WHAT THE EXERCISE ASKS ▸ Every entry below should be printed exactly, without its images.

Raw records ▸
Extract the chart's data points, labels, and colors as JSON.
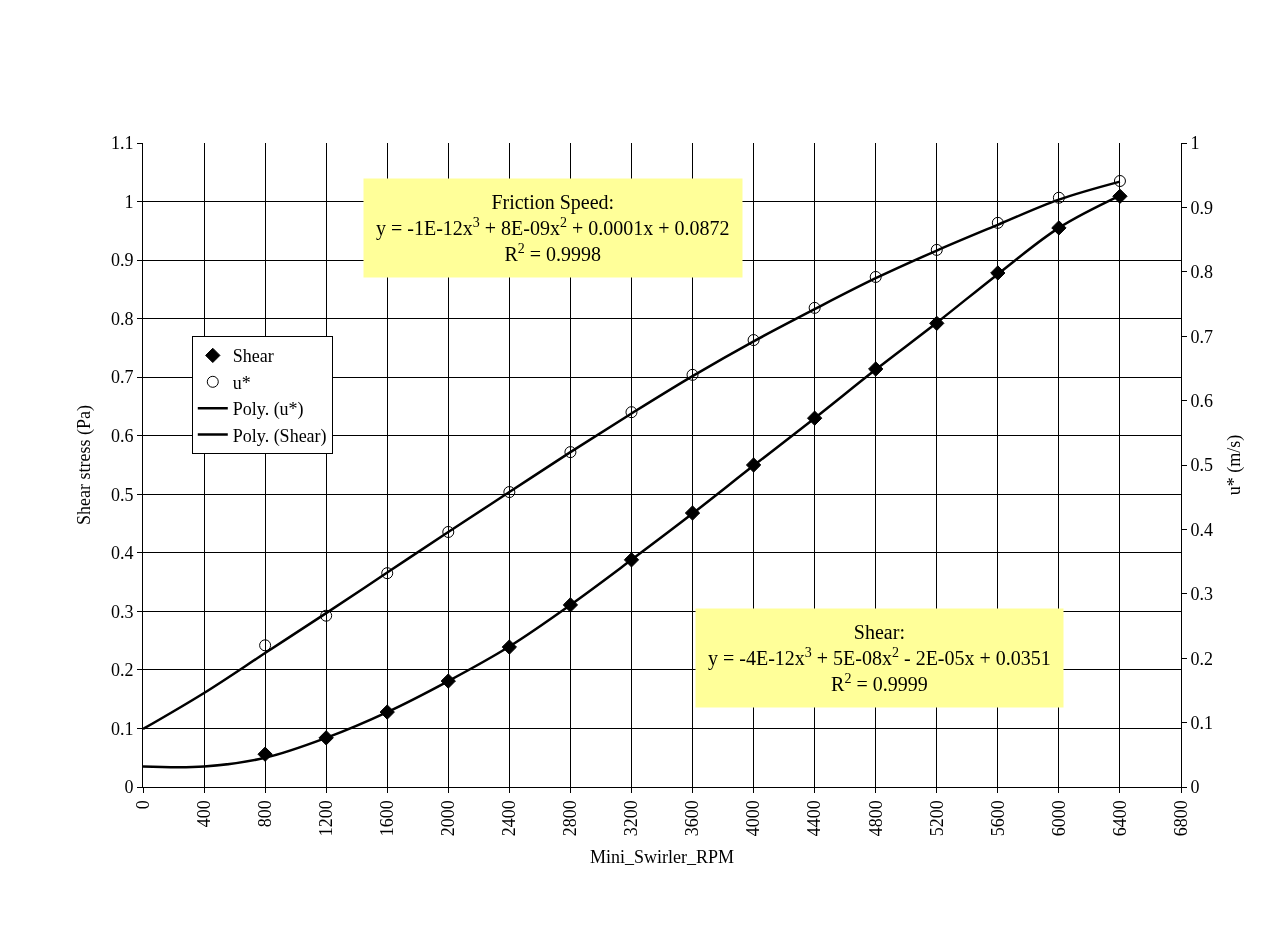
{
  "chart_data": {
    "type": "scatter",
    "xlabel": "Mini_Swirler_RPM",
    "ylabel": "Shear stress (Pa)",
    "y2label": "u* (m/s)",
    "xlim": [
      0,
      6800
    ],
    "xticks": [
      0,
      400,
      800,
      1200,
      1600,
      2000,
      2400,
      2800,
      3200,
      3600,
      4000,
      4400,
      4800,
      5200,
      5600,
      6000,
      6400,
      6800
    ],
    "ylim": [
      0,
      1.1
    ],
    "yticks": [
      0,
      0.1,
      0.2,
      0.3,
      0.4,
      0.5,
      0.6,
      0.7,
      0.8,
      0.9,
      1,
      1.1
    ],
    "y2lim": [
      0,
      1
    ],
    "y2ticks": [
      0,
      0.1,
      0.2,
      0.3,
      0.4,
      0.5,
      0.6,
      0.7,
      0.8,
      0.9,
      1
    ],
    "grid": true,
    "legend": "left",
    "x": [
      800,
      1200,
      1600,
      2000,
      2400,
      2800,
      3200,
      3600,
      4000,
      4400,
      4800,
      5200,
      5600,
      6000,
      6400
    ],
    "series": [
      {
        "name": "Shear",
        "color": "#000000",
        "marker": "diamond",
        "values": [
          0.056,
          0.084,
          0.128,
          0.181,
          0.239,
          0.311,
          0.388,
          0.468,
          0.55,
          0.63,
          0.714,
          0.792,
          0.878,
          0.955,
          1.009
        ]
      },
      {
        "name": "u*",
        "color": "#000000",
        "marker": "circle",
        "axis": "y2",
        "values": [
          0.22,
          0.266,
          0.332,
          0.396,
          0.458,
          0.52,
          0.582,
          0.64,
          0.694,
          0.744,
          0.792,
          0.834,
          0.876,
          0.915,
          0.941
        ]
      },
      {
        "name": "Poly. (u*)",
        "type": "line",
        "color": "#000000",
        "marker": "none",
        "axis": "y2",
        "x": [
          0,
          400,
          800,
          1200,
          1600,
          2000,
          2400,
          2800,
          3200,
          3600,
          4000,
          4400,
          4800,
          5200,
          5600,
          6000,
          6400
        ],
        "values": [
          0.09,
          0.146,
          0.208,
          0.27,
          0.333,
          0.396,
          0.458,
          0.52,
          0.58,
          0.638,
          0.692,
          0.742,
          0.79,
          0.833,
          0.873,
          0.912,
          0.94
        ]
      },
      {
        "name": "Poly. (Shear)",
        "type": "line",
        "color": "#000000",
        "marker": "none",
        "x": [
          0,
          400,
          800,
          1200,
          1600,
          2000,
          2400,
          2800,
          3200,
          3600,
          4000,
          4400,
          4800,
          5200,
          5600,
          6000,
          6400
        ],
        "values": [
          0.035,
          0.035,
          0.05,
          0.084,
          0.128,
          0.181,
          0.24,
          0.311,
          0.388,
          0.467,
          0.549,
          0.63,
          0.713,
          0.793,
          0.876,
          0.955,
          1.01
        ]
      }
    ],
    "annotations": [
      "Friction Speed:\ny = -1E-12x$^{3}$ + 8E-09x$^{2}$ + 0.0001x + 0.0872\nR$^{2}$ = 0.9998",
      "Shear:\ny = -4E-12x$^{3}$ + 5E-08x$^{2}$ - 2E-05x + 0.0351\nR$^{2}$ = 0.9999"
    ]
  }
}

EXERCISE ANSWER ▸
Extract the chart's data points, labels, and colors as JSON.
{
  "chart_data": {
    "type": "scatter",
    "xlabel": "Mini_Swirler_RPM",
    "ylabel": "Shear stress (Pa)",
    "y2label": "u* (m/s)",
    "xlim": [
      0,
      6800
    ],
    "xticks": [
      0,
      400,
      800,
      1200,
      1600,
      2000,
      2400,
      2800,
      3200,
      3600,
      4000,
      4400,
      4800,
      5200,
      5600,
      6000,
      6400,
      6800
    ],
    "ylim": [
      0,
      1.1
    ],
    "yticks": [
      0,
      0.1,
      0.2,
      0.3,
      0.4,
      0.5,
      0.6,
      0.7,
      0.8,
      0.9,
      1,
      1.1
    ],
    "y2lim": [
      0,
      1
    ],
    "y2ticks": [
      0,
      0.1,
      0.2,
      0.3,
      0.4,
      0.5,
      0.6,
      0.7,
      0.8,
      0.9,
      1
    ],
    "grid": true,
    "legend": "left",
    "x": [
      800,
      1200,
      1600,
      2000,
      2400,
      2800,
      3200,
      3600,
      4000,
      4400,
      4800,
      5200,
      5600,
      6000,
      6400
    ],
    "series": [
      {
        "name": "Shear",
        "color": "#000000",
        "marker": "diamond",
        "values": [
          0.056,
          0.084,
          0.128,
          0.181,
          0.239,
          0.311,
          0.388,
          0.468,
          0.55,
          0.63,
          0.714,
          0.792,
          0.878,
          0.955,
          1.009
        ]
      },
      {
        "name": "u*",
        "color": "#000000",
        "marker": "circle",
        "axis": "y2",
        "values": [
          0.22,
          0.266,
          0.332,
          0.396,
          0.458,
          0.52,
          0.582,
          0.64,
          0.694,
          0.744,
          0.792,
          0.834,
          0.876,
          0.915,
          0.941
        ]
      },
      {
        "name": "Poly. (u*)",
        "type": "line",
        "color": "#000000",
        "marker": "none",
        "axis": "y2",
        "x": [
          0,
          400,
          800,
          1200,
          1600,
          2000,
          2400,
          2800,
          3200,
          3600,
          4000,
          4400,
          4800,
          5200,
          5600,
          6000,
          6400
        ],
        "values": [
          0.09,
          0.146,
          0.208,
          0.27,
          0.333,
          0.396,
          0.458,
          0.52,
          0.58,
          0.638,
          0.692,
          0.742,
          0.79,
          0.833,
          0.873,
          0.912,
          0.94
        ]
      },
      {
        "name": "Poly. (Shear)",
        "type": "line",
        "color": "#000000",
        "marker": "none",
        "x": [
          0,
          400,
          800,
          1200,
          1600,
          2000,
          2400,
          2800,
          3200,
          3600,
          4000,
          4400,
          4800,
          5200,
          5600,
          6000,
          6400
        ],
        "values": [
          0.035,
          0.035,
          0.05,
          0.084,
          0.128,
          0.181,
          0.24,
          0.311,
          0.388,
          0.467,
          0.549,
          0.63,
          0.713,
          0.793,
          0.876,
          0.955,
          1.01
        ]
      }
    ],
    "annotations": [
      "Friction Speed:\ny = -1E-12x$^{3}$ + 8E-09x$^{2}$ + 0.0001x + 0.0872\nR$^{2}$ = 0.9998",
      "Shear:\ny = -4E-12x$^{3}$ + 5E-08x$^{2}$ - 2E-05x + 0.0351\nR$^{2}$ = 0.9999"
    ]
  }
}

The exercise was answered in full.